** BEGIN **

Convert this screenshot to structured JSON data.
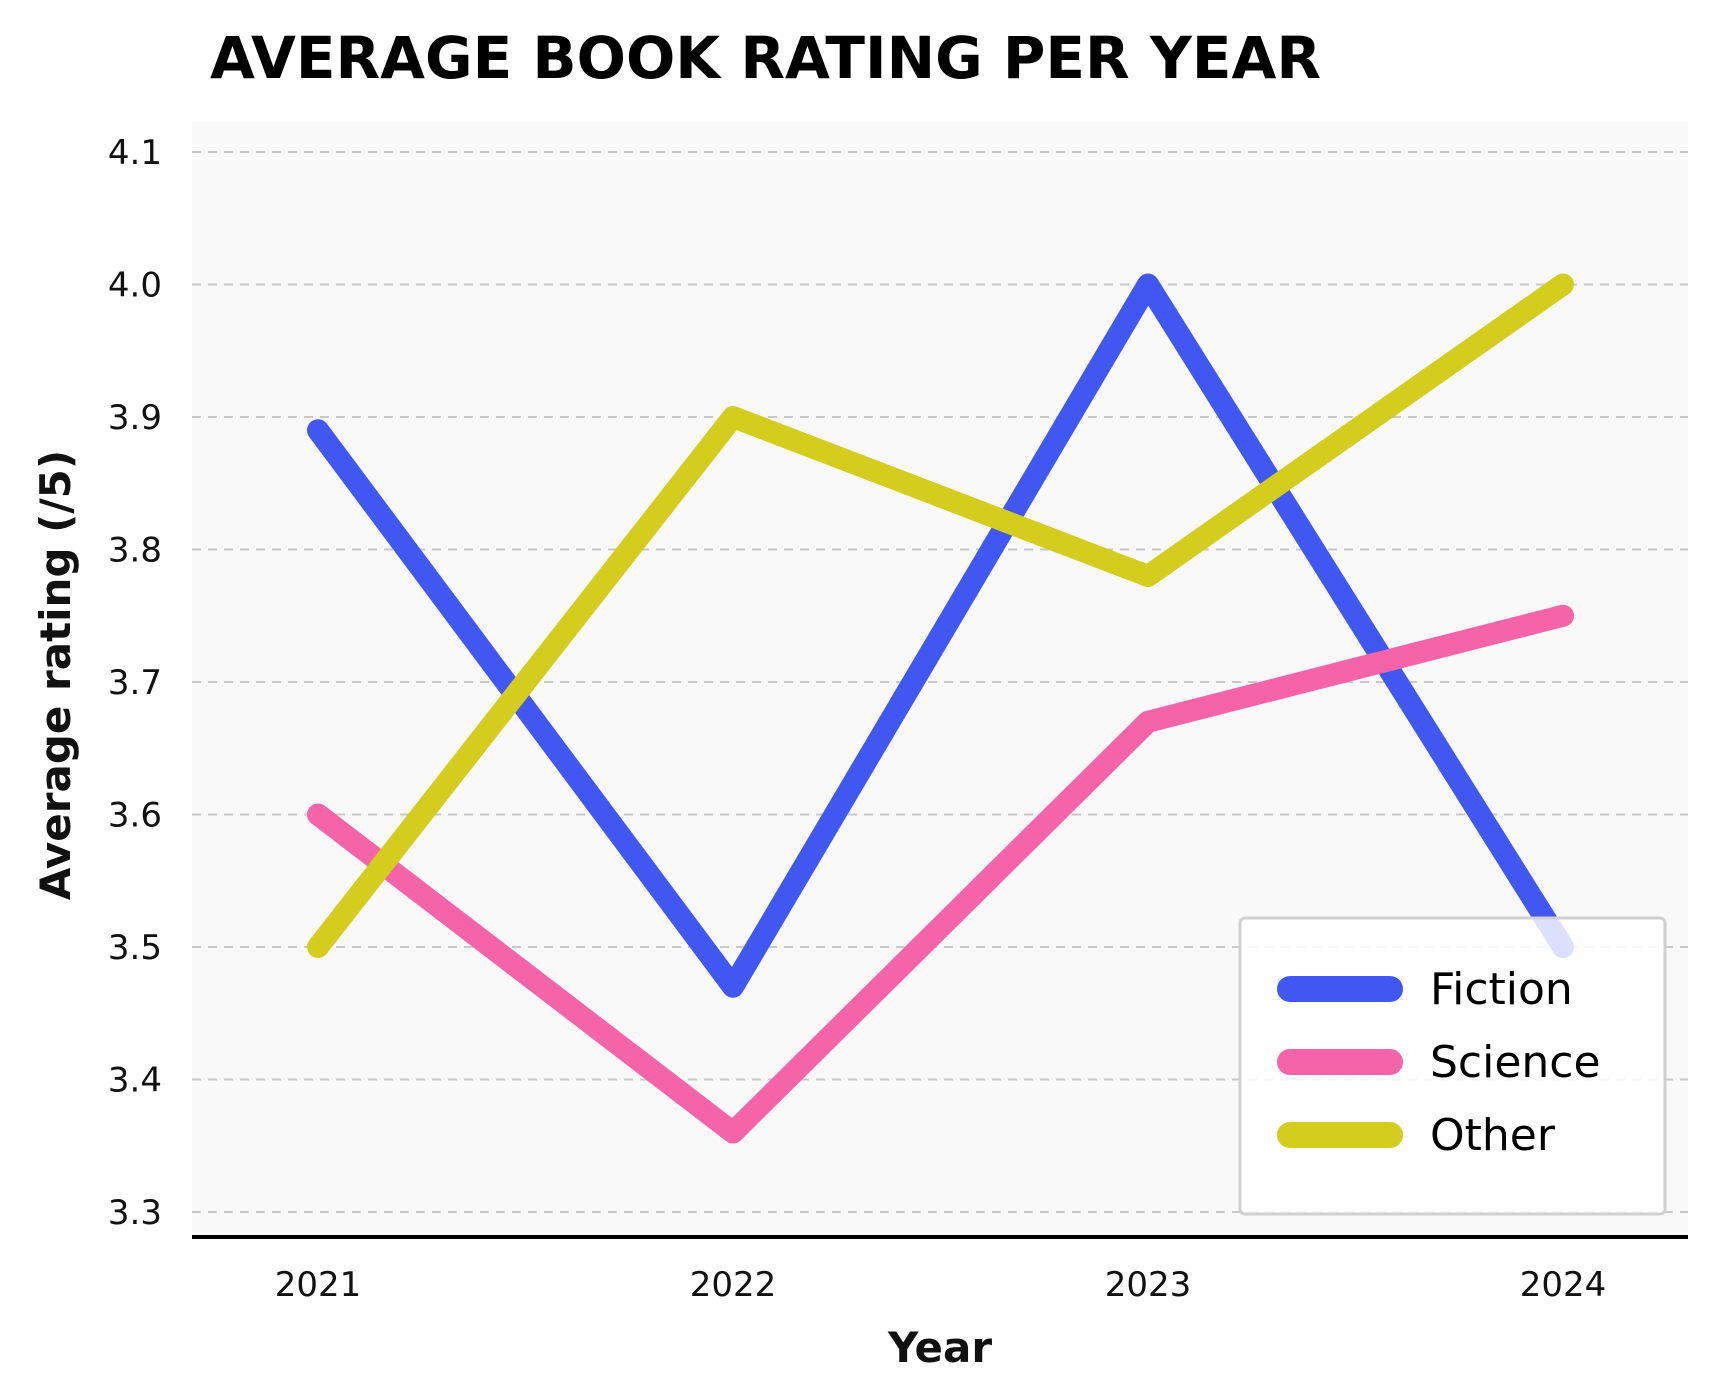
{
  "chart_data": {
    "type": "line",
    "title": "AVERAGE BOOK RATING PER YEAR",
    "xlabel": "Year",
    "ylabel": "Average rating (/5)",
    "categories": [
      "2021",
      "2022",
      "2023",
      "2024"
    ],
    "ylim": [
      3.3,
      4.1
    ],
    "yticks": [
      "4.1",
      "4.0",
      "3.9",
      "3.8",
      "3.7",
      "3.6",
      "3.5",
      "3.4",
      "3.3"
    ],
    "grid": "horizontal dashed",
    "legend_position": "bottom-right",
    "series": [
      {
        "name": "Fiction",
        "color": "#4057f2",
        "values": [
          3.89,
          3.47,
          4.0,
          3.5
        ]
      },
      {
        "name": "Science",
        "color": "#f564a9",
        "values": [
          3.6,
          3.36,
          3.67,
          3.75
        ]
      },
      {
        "name": "Other",
        "color": "#d4cd1e",
        "values": [
          3.5,
          3.9,
          3.78,
          4.0
        ]
      }
    ],
    "colors": {
      "plot_background": "#f9f9f9",
      "grid": "#c8c8c8",
      "axis": "#000000"
    }
  }
}
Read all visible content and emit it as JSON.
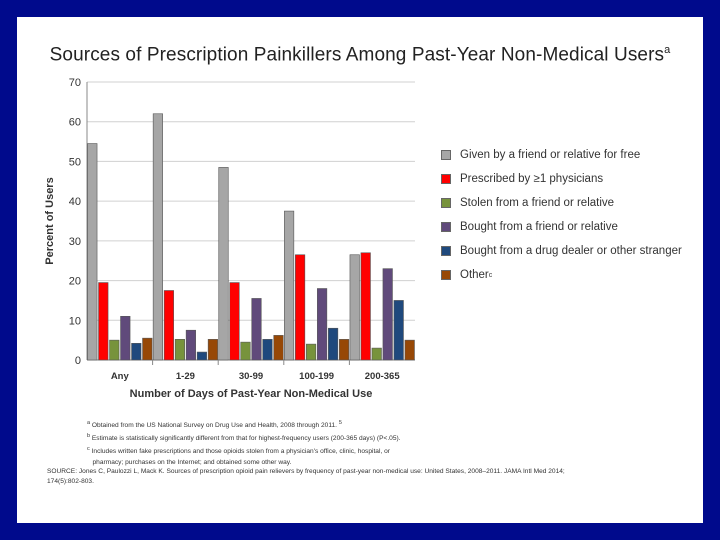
{
  "title": "Sources of Prescription Painkillers Among Past-Year Non-Medical Users",
  "title_sup": "a",
  "chart_data": {
    "type": "bar",
    "xlabel": "Number of Days of Past-Year Non-Medical Use",
    "ylabel": "Percent of Users",
    "ylim": [
      0,
      70
    ],
    "yticks": [
      0,
      10,
      20,
      30,
      40,
      50,
      60,
      70
    ],
    "grid": true,
    "categories": [
      "Any",
      "1-29",
      "30-99",
      "100-199",
      "200-365"
    ],
    "series": [
      {
        "name": "Given by a friend or relative for free",
        "color": "#a6a6a6",
        "values": [
          54.5,
          62,
          48.5,
          37.5,
          26.5
        ]
      },
      {
        "name": "Prescribed by ≥1 physicians",
        "color": "#ff0000",
        "values": [
          19.5,
          17.5,
          19.5,
          26.5,
          27
        ]
      },
      {
        "name": "Stolen from a friend or relative",
        "color": "#77933c",
        "values": [
          5,
          5.2,
          4.5,
          4,
          3
        ]
      },
      {
        "name": "Bought from a friend or relative",
        "color": "#604a7b",
        "values": [
          11,
          7.5,
          15.5,
          18,
          23
        ]
      },
      {
        "name": "Bought from a drug dealer or other stranger",
        "color": "#1f497d",
        "values": [
          4.2,
          2,
          5.2,
          8,
          15
        ]
      },
      {
        "name": "Other",
        "name_sup": "c",
        "color": "#974806",
        "values": [
          5.5,
          5.2,
          6.2,
          5.2,
          5
        ]
      }
    ]
  },
  "footnotes": {
    "a": "Obtained from the US National Survey on Drug Use and Health, 2008 through 2011.",
    "a_ref": "5",
    "b": "Estimate is statistically significantly different from that for highest-frequency users (200-365 days) (P<.05).",
    "c": "Includes written fake prescriptions and those opioids stolen from a physician's office, clinic, hospital, or",
    "c2": "pharmacy; purchases on the Internet; and obtained some other way."
  },
  "source": {
    "line1": "SOURCE: Jones C, Paulozzi L, Mack K. Sources of prescription opioid pain relievers by frequency of past-year non-medical use: United States, 2008–2011. JAMA Intl Med 2014;",
    "line2": "174(5):802-803."
  }
}
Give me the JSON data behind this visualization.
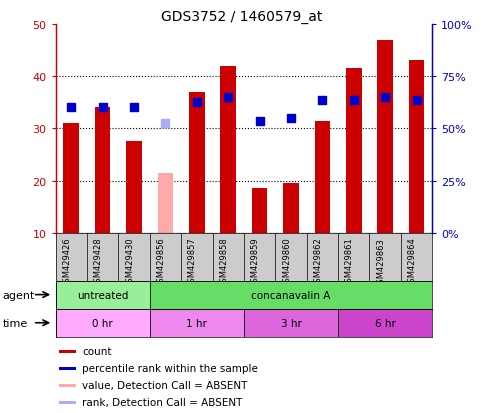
{
  "title": "GDS3752 / 1460579_at",
  "samples": [
    "GSM429426",
    "GSM429428",
    "GSM429430",
    "GSM429856",
    "GSM429857",
    "GSM429858",
    "GSM429859",
    "GSM429860",
    "GSM429862",
    "GSM429861",
    "GSM429863",
    "GSM429864"
  ],
  "bar_values": [
    31,
    34,
    27.5,
    21.5,
    37,
    42,
    18.5,
    19.5,
    31.5,
    41.5,
    47,
    43
  ],
  "bar_colors": [
    "#cc0000",
    "#cc0000",
    "#cc0000",
    "#ffaaaa",
    "#cc0000",
    "#cc0000",
    "#cc0000",
    "#cc0000",
    "#cc0000",
    "#cc0000",
    "#cc0000",
    "#cc0000"
  ],
  "dot_values": [
    34,
    34,
    34,
    31,
    35,
    36,
    31.5,
    32,
    35.5,
    35.5,
    36,
    35.5
  ],
  "dot_colors": [
    "#0000cc",
    "#0000cc",
    "#0000cc",
    "#aaaaff",
    "#0000cc",
    "#0000cc",
    "#0000cc",
    "#0000cc",
    "#0000cc",
    "#0000cc",
    "#0000cc",
    "#0000cc"
  ],
  "ylim_left": [
    10,
    50
  ],
  "ylim_right": [
    0,
    100
  ],
  "yticks_left": [
    10,
    20,
    30,
    40,
    50
  ],
  "yticks_right": [
    0,
    25,
    50,
    75,
    100
  ],
  "ytick_labels_right": [
    "0%",
    "25%",
    "50%",
    "75%",
    "100%"
  ],
  "agent_groups": [
    {
      "label": "untreated",
      "start": 0,
      "end": 3,
      "color": "#99ee99"
    },
    {
      "label": "concanavalin A",
      "start": 3,
      "end": 12,
      "color": "#66dd66"
    }
  ],
  "time_groups": [
    {
      "label": "0 hr",
      "start": 0,
      "end": 3,
      "color": "#ffaaff"
    },
    {
      "label": "1 hr",
      "start": 3,
      "end": 6,
      "color": "#ee88ee"
    },
    {
      "label": "3 hr",
      "start": 6,
      "end": 9,
      "color": "#dd66dd"
    },
    {
      "label": "6 hr",
      "start": 9,
      "end": 12,
      "color": "#cc44cc"
    }
  ],
  "legend_items": [
    {
      "label": "count",
      "color": "#cc0000"
    },
    {
      "label": "percentile rank within the sample",
      "color": "#0000cc"
    },
    {
      "label": "value, Detection Call = ABSENT",
      "color": "#ffaaaa"
    },
    {
      "label": "rank, Detection Call = ABSENT",
      "color": "#aaaaff"
    }
  ],
  "bar_width": 0.5,
  "dot_size": 30,
  "axis_left_color": "#cc0000",
  "axis_right_color": "#0000cc",
  "sample_area_color": "#cccccc"
}
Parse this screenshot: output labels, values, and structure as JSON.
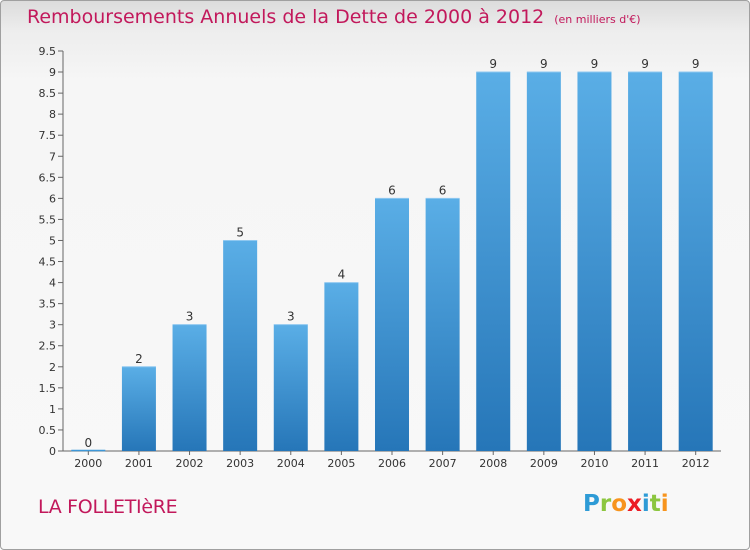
{
  "header": {
    "title": "Remboursements Annuels de la Dette de 2000 à 2012",
    "unit": "(en milliers d'€)"
  },
  "footer": {
    "commune": "LA FOLLETIèRE",
    "logo_letters": [
      {
        "char": "P",
        "color": "#2e9bd6"
      },
      {
        "char": "r",
        "color": "#8cc63f"
      },
      {
        "char": "o",
        "color": "#f7941d"
      },
      {
        "char": "x",
        "color": "#ec1c24"
      },
      {
        "char": "i",
        "color": "#2e9bd6"
      },
      {
        "char": "t",
        "color": "#8cc63f"
      },
      {
        "char": "i",
        "color": "#f7941d"
      }
    ]
  },
  "chart_data": {
    "type": "bar",
    "categories": [
      "2000",
      "2001",
      "2002",
      "2003",
      "2004",
      "2005",
      "2006",
      "2007",
      "2008",
      "2009",
      "2010",
      "2011",
      "2012"
    ],
    "values": [
      0,
      2,
      3,
      5,
      3,
      4,
      6,
      6,
      9,
      9,
      9,
      9,
      9
    ],
    "y_ticks": [
      "0",
      "0.5",
      "1",
      "1.5",
      "2",
      "2.5",
      "3",
      "3.5",
      "4",
      "4.5",
      "5",
      "5.5",
      "6",
      "6.5",
      "7",
      "7.5",
      "8",
      "8.5",
      "9",
      "9.5"
    ],
    "ylim": [
      0,
      9.5
    ],
    "grid": false,
    "bar_color": "#3d97d8",
    "title_color": "#c2185b"
  }
}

** END **

(Task brief): Reproduce the data verbatim. Do not carry any picture into the copy.

(The result):
Convert this screenshot to structured JSON data.
{
  "chart_data": {
    "type": "line",
    "title": "AVERAGE BOOK RATING PER YEAR",
    "xlabel": "Year",
    "ylabel": "Average rating (/5)",
    "categories": [
      "2021",
      "2022",
      "2023",
      "2024"
    ],
    "ylim": [
      3.3,
      4.1
    ],
    "yticks": [
      "4.1",
      "4.0",
      "3.9",
      "3.8",
      "3.7",
      "3.6",
      "3.5",
      "3.4",
      "3.3"
    ],
    "grid": "horizontal dashed",
    "legend_position": "bottom-right",
    "series": [
      {
        "name": "Fiction",
        "color": "#4057f2",
        "values": [
          3.89,
          3.47,
          4.0,
          3.5
        ]
      },
      {
        "name": "Science",
        "color": "#f564a9",
        "values": [
          3.6,
          3.36,
          3.67,
          3.75
        ]
      },
      {
        "name": "Other",
        "color": "#d4cd1e",
        "values": [
          3.5,
          3.9,
          3.78,
          4.0
        ]
      }
    ],
    "colors": {
      "plot_background": "#f9f9f9",
      "grid": "#c8c8c8",
      "axis": "#000000"
    }
  }
}
Read all visible content and emit it as JSON.
{
  "title": "Sources of Prescription Painkillers Among Past-Year Non-Medical Users",
  "title_sup": "a",
  "chart_data": {
    "type": "bar",
    "xlabel": "Number of Days of Past-Year Non-Medical Use",
    "ylabel": "Percent of Users",
    "ylim": [
      0,
      70
    ],
    "yticks": [
      0,
      10,
      20,
      30,
      40,
      50,
      60,
      70
    ],
    "grid": true,
    "categories": [
      "Any",
      "1-29",
      "30-99",
      "100-199",
      "200-365"
    ],
    "series": [
      {
        "name": "Given by a friend or relative for free",
        "color": "#a6a6a6",
        "values": [
          54.5,
          62,
          48.5,
          37.5,
          26.5
        ]
      },
      {
        "name": "Prescribed by ≥1 physicians",
        "color": "#ff0000",
        "values": [
          19.5,
          17.5,
          19.5,
          26.5,
          27
        ]
      },
      {
        "name": "Stolen from a friend or relative",
        "color": "#77933c",
        "values": [
          5,
          5.2,
          4.5,
          4,
          3
        ]
      },
      {
        "name": "Bought from a friend or relative",
        "color": "#604a7b",
        "values": [
          11,
          7.5,
          15.5,
          18,
          23
        ]
      },
      {
        "name": "Bought from a drug dealer or other stranger",
        "color": "#1f497d",
        "values": [
          4.2,
          2,
          5.2,
          8,
          15
        ]
      },
      {
        "name": "Other",
        "name_sup": "c",
        "color": "#974806",
        "values": [
          5.5,
          5.2,
          6.2,
          5.2,
          5
        ]
      }
    ]
  },
  "footnotes": {
    "a": "Obtained from the US National Survey on Drug Use and Health, 2008 through 2011.",
    "a_ref": "5",
    "b": "Estimate is statistically significantly different from that for highest-frequency users (200-365 days) (P<.05).",
    "c": "Includes written fake prescriptions and those opioids stolen from a physician's office, clinic, hospital, or",
    "c2": "pharmacy; purchases on the Internet; and obtained some other way."
  },
  "source": {
    "line1": "SOURCE: Jones C, Paulozzi L, Mack K. Sources of prescription opioid pain relievers by frequency of past-year non-medical use: United States, 2008–2011. JAMA Intl Med 2014;",
    "line2": "174(5):802-803."
  }
}
Give me the JSON data behind this visualization.
{
  "title": "GDS3752 / 1460579_at",
  "samples": [
    "GSM429426",
    "GSM429428",
    "GSM429430",
    "GSM429856",
    "GSM429857",
    "GSM429858",
    "GSM429859",
    "GSM429860",
    "GSM429862",
    "GSM429861",
    "GSM429863",
    "GSM429864"
  ],
  "bar_values": [
    31,
    34,
    27.5,
    21.5,
    37,
    42,
    18.5,
    19.5,
    31.5,
    41.5,
    47,
    43
  ],
  "bar_colors": [
    "#cc0000",
    "#cc0000",
    "#cc0000",
    "#ffaaaa",
    "#cc0000",
    "#cc0000",
    "#cc0000",
    "#cc0000",
    "#cc0000",
    "#cc0000",
    "#cc0000",
    "#cc0000"
  ],
  "dot_values": [
    34,
    34,
    34,
    31,
    35,
    36,
    31.5,
    32,
    35.5,
    35.5,
    36,
    35.5
  ],
  "dot_colors": [
    "#0000cc",
    "#0000cc",
    "#0000cc",
    "#aaaaff",
    "#0000cc",
    "#0000cc",
    "#0000cc",
    "#0000cc",
    "#0000cc",
    "#0000cc",
    "#0000cc",
    "#0000cc"
  ],
  "ylim_left": [
    10,
    50
  ],
  "ylim_right": [
    0,
    100
  ],
  "yticks_left": [
    10,
    20,
    30,
    40,
    50
  ],
  "yticks_right": [
    0,
    25,
    50,
    75,
    100
  ],
  "ytick_labels_right": [
    "0%",
    "25%",
    "50%",
    "75%",
    "100%"
  ],
  "agent_groups": [
    {
      "label": "untreated",
      "start": 0,
      "end": 3,
      "color": "#99ee99"
    },
    {
      "label": "concanavalin A",
      "start": 3,
      "end": 12,
      "color": "#66dd66"
    }
  ],
  "time_groups": [
    {
      "label": "0 hr",
      "start": 0,
      "end": 3,
      "color": "#ffaaff"
    },
    {
      "label": "1 hr",
      "start": 3,
      "end": 6,
      "color": "#ee88ee"
    },
    {
      "label": "3 hr",
      "start": 6,
      "end": 9,
      "color": "#dd66dd"
    },
    {
      "label": "6 hr",
      "start": 9,
      "end": 12,
      "color": "#cc44cc"
    }
  ],
  "legend_items": [
    {
      "label": "count",
      "color": "#cc0000"
    },
    {
      "label": "percentile rank within the sample",
      "color": "#0000cc"
    },
    {
      "label": "value, Detection Call = ABSENT",
      "color": "#ffaaaa"
    },
    {
      "label": "rank, Detection Call = ABSENT",
      "color": "#aaaaff"
    }
  ],
  "bar_width": 0.5,
  "dot_size": 30,
  "axis_left_color": "#cc0000",
  "axis_right_color": "#0000cc",
  "sample_area_color": "#cccccc"
}
Parse this screenshot: output labels, values, and structure as JSON.
{
  "header": {
    "title": "Remboursements Annuels de la Dette de 2000 à 2012",
    "unit": "(en milliers d'€)"
  },
  "footer": {
    "commune": "LA FOLLETIèRE",
    "logo_letters": [
      {
        "char": "P",
        "color": "#2e9bd6"
      },
      {
        "char": "r",
        "color": "#8cc63f"
      },
      {
        "char": "o",
        "color": "#f7941d"
      },
      {
        "char": "x",
        "color": "#ec1c24"
      },
      {
        "char": "i",
        "color": "#2e9bd6"
      },
      {
        "char": "t",
        "color": "#8cc63f"
      },
      {
        "char": "i",
        "color": "#f7941d"
      }
    ]
  },
  "chart_data": {
    "type": "bar",
    "categories": [
      "2000",
      "2001",
      "2002",
      "2003",
      "2004",
      "2005",
      "2006",
      "2007",
      "2008",
      "2009",
      "2010",
      "2011",
      "2012"
    ],
    "values": [
      0,
      2,
      3,
      5,
      3,
      4,
      6,
      6,
      9,
      9,
      9,
      9,
      9
    ],
    "y_ticks": [
      "0",
      "0.5",
      "1",
      "1.5",
      "2",
      "2.5",
      "3",
      "3.5",
      "4",
      "4.5",
      "5",
      "5.5",
      "6",
      "6.5",
      "7",
      "7.5",
      "8",
      "8.5",
      "9",
      "9.5"
    ],
    "ylim": [
      0,
      9.5
    ],
    "grid": false,
    "bar_color": "#3d97d8",
    "title_color": "#c2185b"
  }
}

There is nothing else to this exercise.